-- Begin SOURCE MATERIAL --
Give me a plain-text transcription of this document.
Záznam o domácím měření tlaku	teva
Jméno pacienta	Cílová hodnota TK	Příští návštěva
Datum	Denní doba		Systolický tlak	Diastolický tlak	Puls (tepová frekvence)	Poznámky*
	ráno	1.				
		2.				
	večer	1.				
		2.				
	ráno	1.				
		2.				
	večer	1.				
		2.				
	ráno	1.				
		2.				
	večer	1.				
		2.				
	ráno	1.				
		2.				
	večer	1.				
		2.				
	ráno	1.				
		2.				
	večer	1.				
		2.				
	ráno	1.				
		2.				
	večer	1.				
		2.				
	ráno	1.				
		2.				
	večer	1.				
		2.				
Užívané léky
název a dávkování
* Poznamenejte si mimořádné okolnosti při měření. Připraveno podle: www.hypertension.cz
-- End SOURCE MATERIAL --
- **WORK INSTRUCTIONS**
Your task is to print all of the records exactly.

- **EXERCISE RESPONSE**
Give me a plain-text transcription of this document.
Záznam o domácím měření tlaku	teva
Jméno pacienta	Cílová hodnota TK	Příští návštěva
Datum	Denní doba		Systolický tlak	Diastolický tlak	Puls (tepová frekvence)	Poznámky*
	ráno	1.				
		2.				
	večer	1.				
		2.				
	ráno	1.				
		2.				
	večer	1.				
		2.				
	ráno	1.				
		2.				
	večer	1.				
		2.				
	ráno	1.				
		2.				
	večer	1.				
		2.				
	ráno	1.				
		2.				
	večer	1.				
		2.				
	ráno	1.				
		2.				
	večer	1.				
		2.				
	ráno	1.				
		2.				
	večer	1.				
		2.				
Užívané léky
název a dávkování
* Poznamenejte si mimořádné okolnosti při měření. Připraveno podle: www.hypertension.cz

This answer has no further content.